• Directions for this task:
Provide an exact copy of the data, excluding the images.

• Supplied records:
━━━

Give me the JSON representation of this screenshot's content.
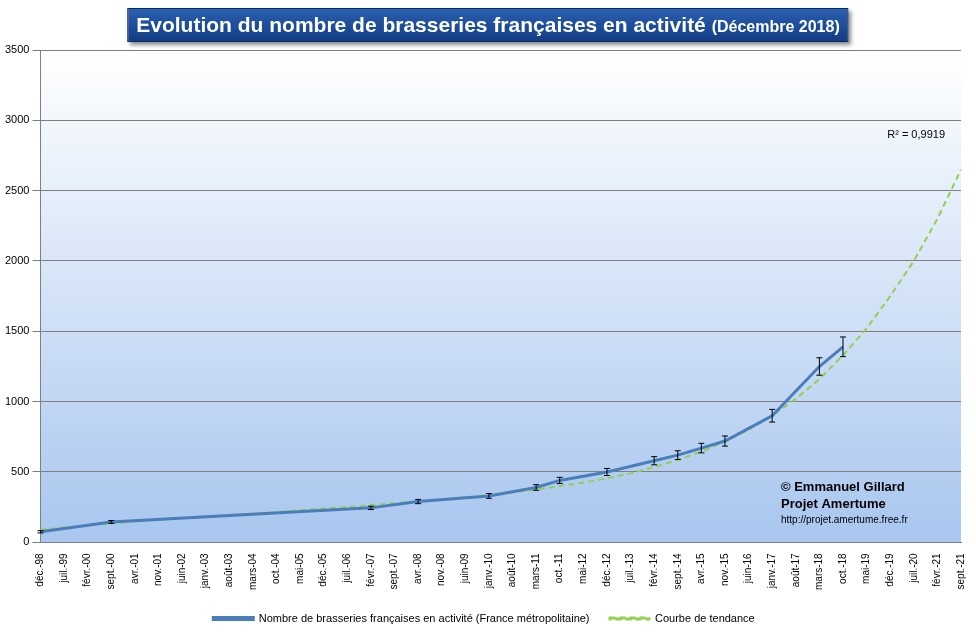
{
  "chart_data": {
    "type": "line",
    "title": "Evolution du nombre de brasseries françaises en activité",
    "subtitle": "(Décembre 2018)",
    "categories": [
      "déc.-98",
      "juil.-99",
      "févr.-00",
      "sept.-00",
      "avr.-01",
      "nov.-01",
      "juin-02",
      "janv.-03",
      "août-03",
      "mars-04",
      "oct.-04",
      "mai-05",
      "déc.-05",
      "juil.-06",
      "févr.-07",
      "sept.-07",
      "avr.-08",
      "nov.-08",
      "juin-09",
      "janv.-10",
      "août-10",
      "mars-11",
      "oct.-11",
      "mai-12",
      "déc.-12",
      "juil.-13",
      "févr.-14",
      "sept.-14",
      "avr.-15",
      "nov.-15",
      "juin-16",
      "janv.-17",
      "août-17",
      "mars-18",
      "oct.-18",
      "mai-19",
      "déc.-19",
      "juil.-20",
      "févr.-21",
      "sept.-21"
    ],
    "series": [
      {
        "name": "Nombre de brasseries françaises en activité (France métropolitaine)",
        "color": "#4a7ebb",
        "line_style": "solid",
        "marker": "none",
        "values": [
          75,
          null,
          null,
          145,
          null,
          null,
          null,
          null,
          null,
          null,
          null,
          null,
          null,
          null,
          245,
          null,
          290,
          null,
          null,
          330,
          null,
          390,
          440,
          null,
          500,
          null,
          580,
          620,
          670,
          720,
          null,
          900,
          null,
          1250,
          1390,
          null,
          null,
          null,
          null,
          null
        ],
        "errors": [
          8,
          null,
          null,
          10,
          null,
          null,
          null,
          null,
          null,
          null,
          null,
          null,
          null,
          null,
          12,
          null,
          15,
          null,
          null,
          17,
          null,
          20,
          22,
          null,
          25,
          null,
          29,
          31,
          34,
          36,
          null,
          45,
          null,
          62,
          70,
          null,
          null,
          null,
          null,
          null
        ]
      },
      {
        "name": "Courbe de tendance",
        "color": "#92d050",
        "line_style": "dashed",
        "marker": "none",
        "values": [
          90,
          105,
          120,
          135,
          148,
          160,
          172,
          183,
          195,
          205,
          215,
          228,
          240,
          252,
          265,
          278,
          292,
          305,
          320,
          335,
          355,
          375,
          400,
          425,
          455,
          490,
          535,
          585,
          645,
          715,
          800,
          900,
          1020,
          1160,
          1330,
          1520,
          1750,
          2000,
          2300,
          2650
        ]
      }
    ],
    "ylim": [
      0,
      3500
    ],
    "yticks": [
      0,
      500,
      1000,
      1500,
      2000,
      2500,
      3000,
      3500
    ],
    "grid": true,
    "legend": "bottom",
    "annotations": [
      "R² = 0,9919",
      "© Emmanuel Gillard",
      "Projet Amertume",
      "http://projet.amertume.free.fr"
    ]
  }
}
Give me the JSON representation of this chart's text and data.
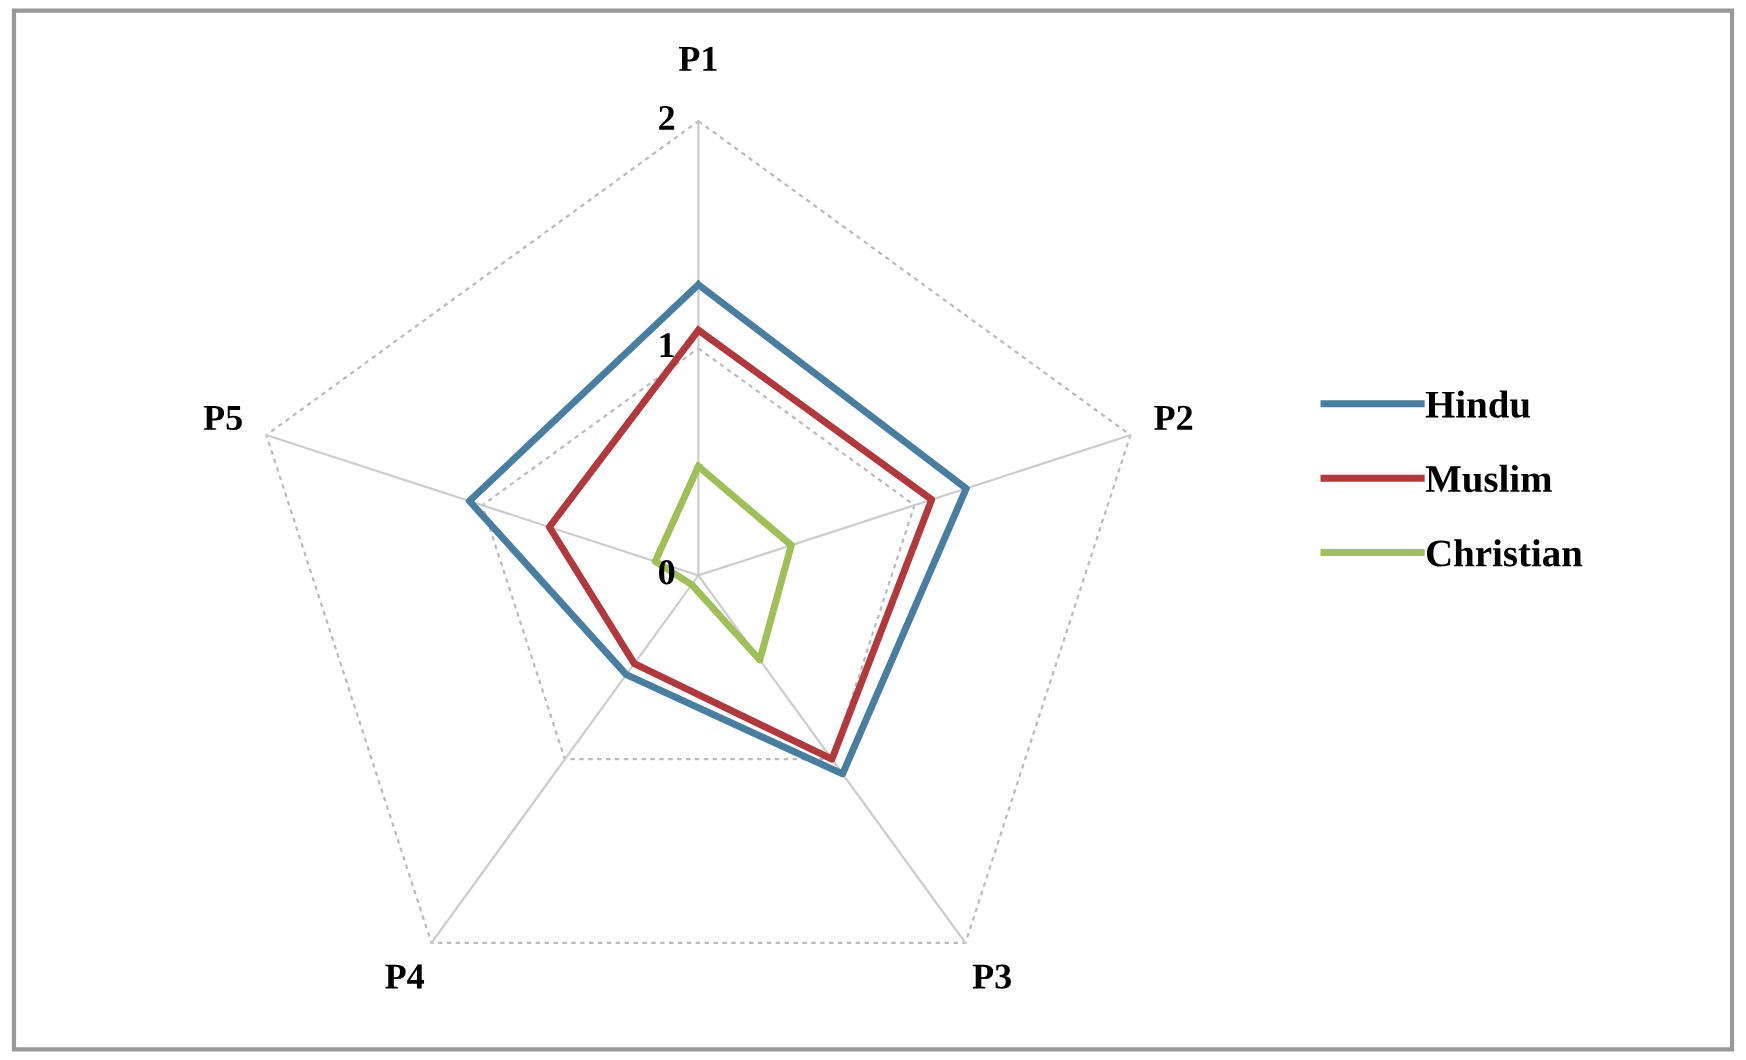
{
  "chart_data": {
    "type": "radar",
    "categories": [
      "P1",
      "P2",
      "P3",
      "P4",
      "P5"
    ],
    "series": [
      {
        "name": "Hindu",
        "color": "#4a7ea0",
        "values": [
          1.28,
          1.24,
          1.08,
          0.54,
          1.06
        ]
      },
      {
        "name": "Muslim",
        "color": "#b0393e",
        "values": [
          1.08,
          1.08,
          1.0,
          0.48,
          0.69
        ]
      },
      {
        "name": "Christian",
        "color": "#9fbf5a",
        "values": [
          0.48,
          0.43,
          0.46,
          0.05,
          0.2
        ]
      }
    ],
    "ylim": [
      0,
      2
    ],
    "yticks": [
      0,
      1,
      2
    ],
    "grid": true,
    "legend": "right"
  }
}
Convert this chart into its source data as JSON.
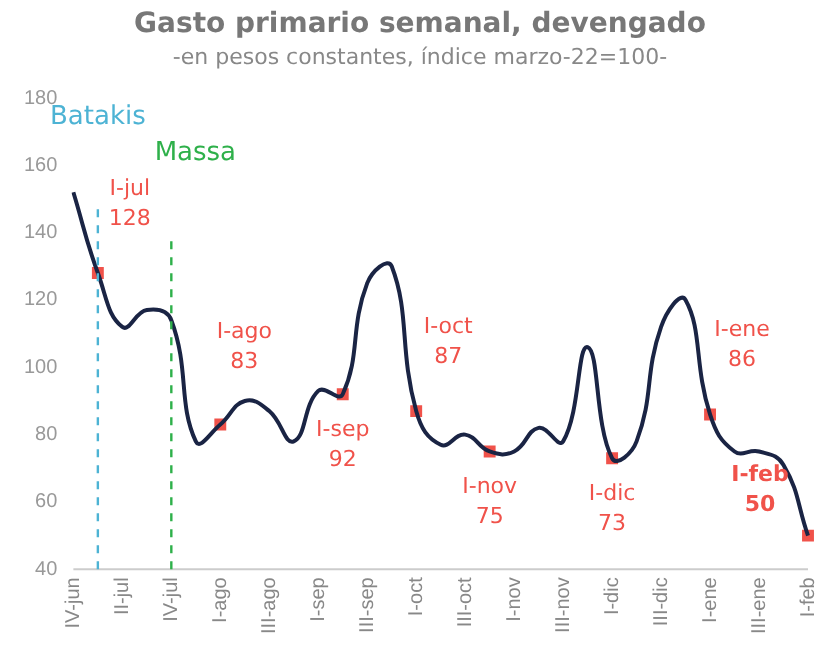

━━━

• Reply to the exercise:
Give me the JSON representation of this screenshot's content.
{
  "chart_data": {
    "type": "line",
    "title": "Evolution du nombre de brasseries françaises en activité",
    "subtitle": "(Décembre 2018)",
    "categories": [
      "déc.-98",
      "juil.-99",
      "févr.-00",
      "sept.-00",
      "avr.-01",
      "nov.-01",
      "juin-02",
      "janv.-03",
      "août-03",
      "mars-04",
      "oct.-04",
      "mai-05",
      "déc.-05",
      "juil.-06",
      "févr.-07",
      "sept.-07",
      "avr.-08",
      "nov.-08",
      "juin-09",
      "janv.-10",
      "août-10",
      "mars-11",
      "oct.-11",
      "mai-12",
      "déc.-12",
      "juil.-13",
      "févr.-14",
      "sept.-14",
      "avr.-15",
      "nov.-15",
      "juin-16",
      "janv.-17",
      "août-17",
      "mars-18",
      "oct.-18",
      "mai-19",
      "déc.-19",
      "juil.-20",
      "févr.-21",
      "sept.-21"
    ],
    "series": [
      {
        "name": "Nombre de brasseries françaises en activité (France métropolitaine)",
        "color": "#4a7ebb",
        "line_style": "solid",
        "marker": "none",
        "values": [
          75,
          null,
          null,
          145,
          null,
          null,
          null,
          null,
          null,
          null,
          null,
          null,
          null,
          null,
          245,
          null,
          290,
          null,
          null,
          330,
          null,
          390,
          440,
          null,
          500,
          null,
          580,
          620,
          670,
          720,
          null,
          900,
          null,
          1250,
          1390,
          null,
          null,
          null,
          null,
          null
        ],
        "errors": [
          8,
          null,
          null,
          10,
          null,
          null,
          null,
          null,
          null,
          null,
          null,
          null,
          null,
          null,
          12,
          null,
          15,
          null,
          null,
          17,
          null,
          20,
          22,
          null,
          25,
          null,
          29,
          31,
          34,
          36,
          null,
          45,
          null,
          62,
          70,
          null,
          null,
          null,
          null,
          null
        ]
      },
      {
        "name": "Courbe de tendance",
        "color": "#92d050",
        "line_style": "dashed",
        "marker": "none",
        "values": [
          90,
          105,
          120,
          135,
          148,
          160,
          172,
          183,
          195,
          205,
          215,
          228,
          240,
          252,
          265,
          278,
          292,
          305,
          320,
          335,
          355,
          375,
          400,
          425,
          455,
          490,
          535,
          585,
          645,
          715,
          800,
          900,
          1020,
          1160,
          1330,
          1520,
          1750,
          2000,
          2300,
          2650
        ]
      }
    ],
    "ylim": [
      0,
      3500
    ],
    "yticks": [
      0,
      500,
      1000,
      1500,
      2000,
      2500,
      3000,
      3500
    ],
    "grid": true,
    "legend": "bottom",
    "annotations": [
      "R² = 0,9919",
      "© Emmanuel Gillard",
      "Projet Amertume",
      "http://projet.amertume.free.fr"
    ]
  }
}
Give me the JSON representation of this chart's text and data.
{
  "chart_data": {
    "type": "radar",
    "categories": [
      "P1",
      "P2",
      "P3",
      "P4",
      "P5"
    ],
    "series": [
      {
        "name": "Hindu",
        "color": "#4a7ea0",
        "values": [
          1.28,
          1.24,
          1.08,
          0.54,
          1.06
        ]
      },
      {
        "name": "Muslim",
        "color": "#b0393e",
        "values": [
          1.08,
          1.08,
          1.0,
          0.48,
          0.69
        ]
      },
      {
        "name": "Christian",
        "color": "#9fbf5a",
        "values": [
          0.48,
          0.43,
          0.46,
          0.05,
          0.2
        ]
      }
    ],
    "ylim": [
      0,
      2
    ],
    "yticks": [
      0,
      1,
      2
    ],
    "grid": true,
    "legend": "right"
  }
}
Convert this chart into its source data as JSON.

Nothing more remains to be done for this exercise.